▶ Short task: Write out the data below in full, unchanged, minus the images.

[Excerpt from a dataset]
━━━━━━━━━━━━━━━━

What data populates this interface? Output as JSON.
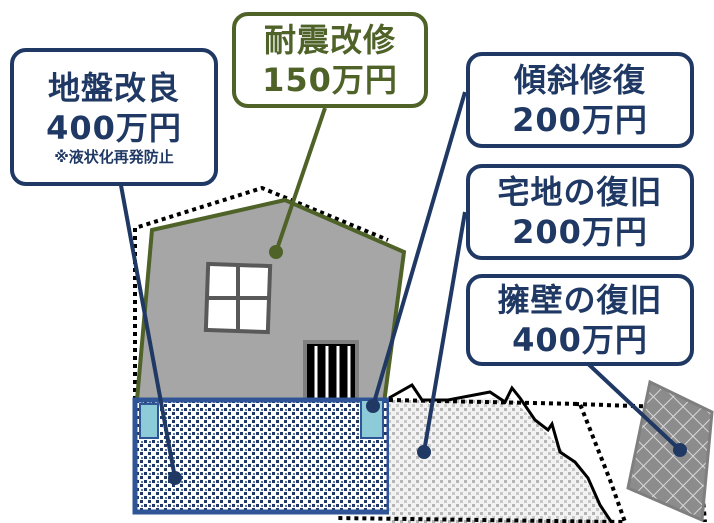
{
  "colors": {
    "navy": "#1f3864",
    "olive": "#4f6228",
    "house_wall": "#a6a6a6",
    "water_blue": "#8ecbd8",
    "soil_gray": "#d0d0d0"
  },
  "labels": {
    "ground": {
      "line1": "地盤改良",
      "line2": "400万円",
      "note": "※液状化再発防止"
    },
    "seismic": {
      "line1": "耐震改修",
      "line2": "150万円"
    },
    "tilt": {
      "line1": "傾斜修復",
      "line2": "200万円"
    },
    "land": {
      "line1": "宅地の復旧",
      "line2": "200万円"
    },
    "wall": {
      "line1": "擁壁の復旧",
      "line2": "400万円"
    }
  }
}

━━━━━━━━━━━━━━━━

▶ Worked answer:
What data populates this interface? Output as JSON.
{
  "colors": {
    "navy": "#1f3864",
    "olive": "#4f6228",
    "house_wall": "#a6a6a6",
    "water_blue": "#8ecbd8",
    "soil_gray": "#d0d0d0"
  },
  "labels": {
    "ground": {
      "line1": "地盤改良",
      "line2": "400万円",
      "note": "※液状化再発防止"
    },
    "seismic": {
      "line1": "耐震改修",
      "line2": "150万円"
    },
    "tilt": {
      "line1": "傾斜修復",
      "line2": "200万円"
    },
    "land": {
      "line1": "宅地の復旧",
      "line2": "200万円"
    },
    "wall": {
      "line1": "擁壁の復旧",
      "line2": "400万円"
    }
  }
}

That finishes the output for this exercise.